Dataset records
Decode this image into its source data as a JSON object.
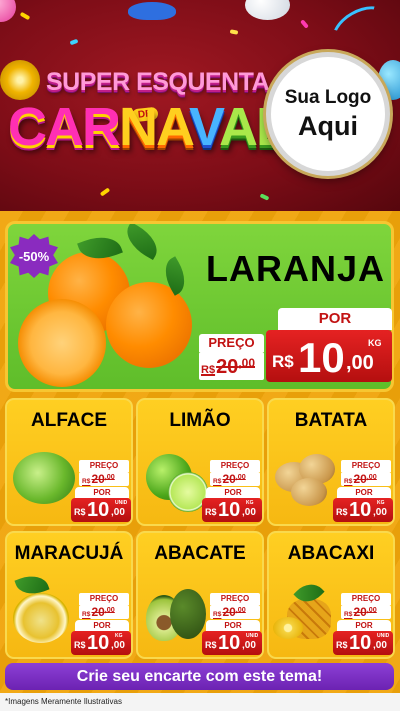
{
  "header": {
    "title_line1": "SUPER ESQUENTA",
    "title_de": "DE",
    "title_line2_parts": [
      "CAR",
      "NA",
      "V",
      "AL"
    ],
    "logo_line1": "Sua Logo",
    "logo_line2": "Aqui"
  },
  "featured": {
    "discount_badge": "-50%",
    "name": "LARANJA",
    "preco_label": "PREÇO",
    "old_currency": "R$",
    "old_int": "20",
    "old_dec": ",00",
    "por_label": "POR",
    "new_currency": "R$",
    "new_int": "10",
    "new_dec": ",00",
    "unit": "KG"
  },
  "products": [
    {
      "name": "ALFACE",
      "preco_label": "PREÇO",
      "old_currency": "R$",
      "old_int": "20",
      "old_dec": ",00",
      "por_label": "POR",
      "new_currency": "R$",
      "new_int": "10",
      "new_dec": ",00",
      "unit": "UNID"
    },
    {
      "name": "LIMÃO",
      "preco_label": "PREÇO",
      "old_currency": "R$",
      "old_int": "20",
      "old_dec": ",00",
      "por_label": "POR",
      "new_currency": "R$",
      "new_int": "10",
      "new_dec": ",00",
      "unit": "KG"
    },
    {
      "name": "BATATA",
      "preco_label": "PREÇO",
      "old_currency": "R$",
      "old_int": "20",
      "old_dec": ",00",
      "por_label": "POR",
      "new_currency": "R$",
      "new_int": "10",
      "new_dec": ",00",
      "unit": "KG"
    },
    {
      "name": "MARACUJÁ",
      "preco_label": "PREÇO",
      "old_currency": "R$",
      "old_int": "20",
      "old_dec": ",00",
      "por_label": "POR",
      "new_currency": "R$",
      "new_int": "10",
      "new_dec": ",00",
      "unit": "KG"
    },
    {
      "name": "ABACATE",
      "preco_label": "PREÇO",
      "old_currency": "R$",
      "old_int": "20",
      "old_dec": ",00",
      "por_label": "POR",
      "new_currency": "R$",
      "new_int": "10",
      "new_dec": ",00",
      "unit": "UNID"
    },
    {
      "name": "ABACAXI",
      "preco_label": "PREÇO",
      "old_currency": "R$",
      "old_int": "20",
      "old_dec": ",00",
      "por_label": "POR",
      "new_currency": "R$",
      "new_int": "10",
      "new_dec": ",00",
      "unit": "UNID"
    }
  ],
  "cta": {
    "label": "Crie seu encarte com este tema!"
  },
  "disclaimer": "*Imagens Meramente Ilustrativas",
  "colors": {
    "price_red": "#c21313",
    "green_panel": "#6cc832",
    "card_yellow": "#ffc81c",
    "cta_purple": "#7a2fc4",
    "header_red": "#7d0d17"
  }
}
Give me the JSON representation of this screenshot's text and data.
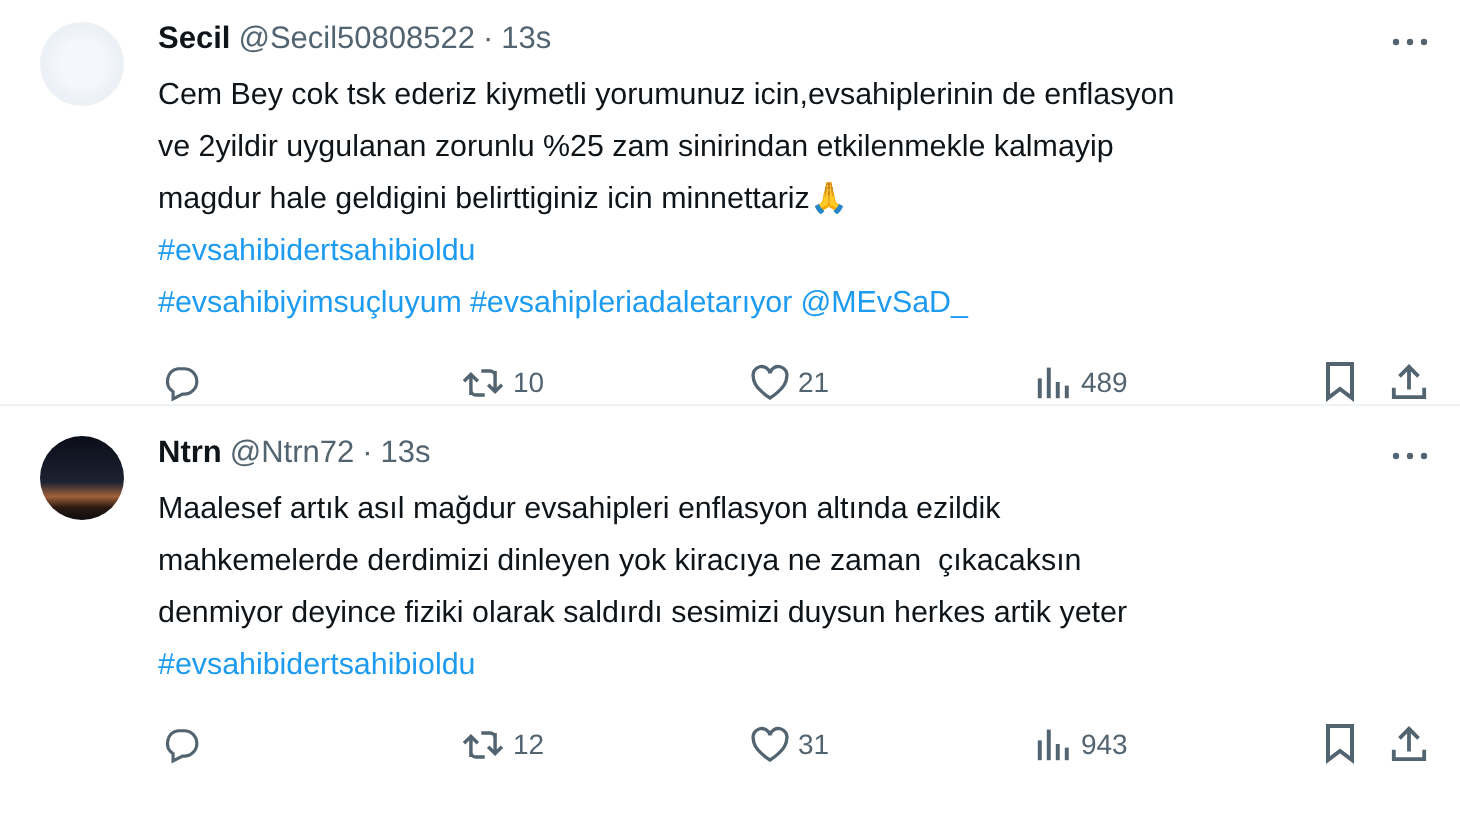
{
  "tweets": [
    {
      "name": "Secil",
      "handle": "@Secil50808522",
      "separator": "·",
      "time": "13s",
      "avatar": {
        "kind": "logo"
      },
      "paragraph": "Cem Bey cok tsk ederiz kiymetli yorumunuz icin,evsahiplerinin de enflasyon\nve 2yildir uygulanan zorunlu %25 zam sinirindan etkilenmekle kalmayip\nmagdur hale geldigini belirttiginiz icin minnettariz🙏",
      "link_lines": [
        [
          "#evsahibidertsahibioldu"
        ],
        [
          "#evsahibiyimsuçluyum",
          "#evsahipleriadaletarıyor",
          "@MEvSaD_"
        ]
      ],
      "retweets": "10",
      "likes": "21",
      "views": "489"
    },
    {
      "name": "Ntrn",
      "handle": "@Ntrn72",
      "separator": "·",
      "time": "13s",
      "avatar": {
        "kind": "photo"
      },
      "paragraph": "Maalesef artık asıl mağdur evsahipleri enflasyon altında ezildik\nmahkemelerde derdimizi dinleyen yok kiracıya ne zaman  çıkacaksın\ndenmiyor deyince fiziki olarak saldırdı sesimizi duysun herkes artik yeter",
      "link_lines": [
        [
          "#evsahibidertsahibioldu"
        ]
      ],
      "retweets": "12",
      "likes": "31",
      "views": "943"
    }
  ]
}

• STATED PROBLEM
Using the listing above, locate the lines that hold "handle" and copy each one.

• EXERCISE SOLUTION
      "handle": "@Secil50808522",
      "handle": "@Ntrn72",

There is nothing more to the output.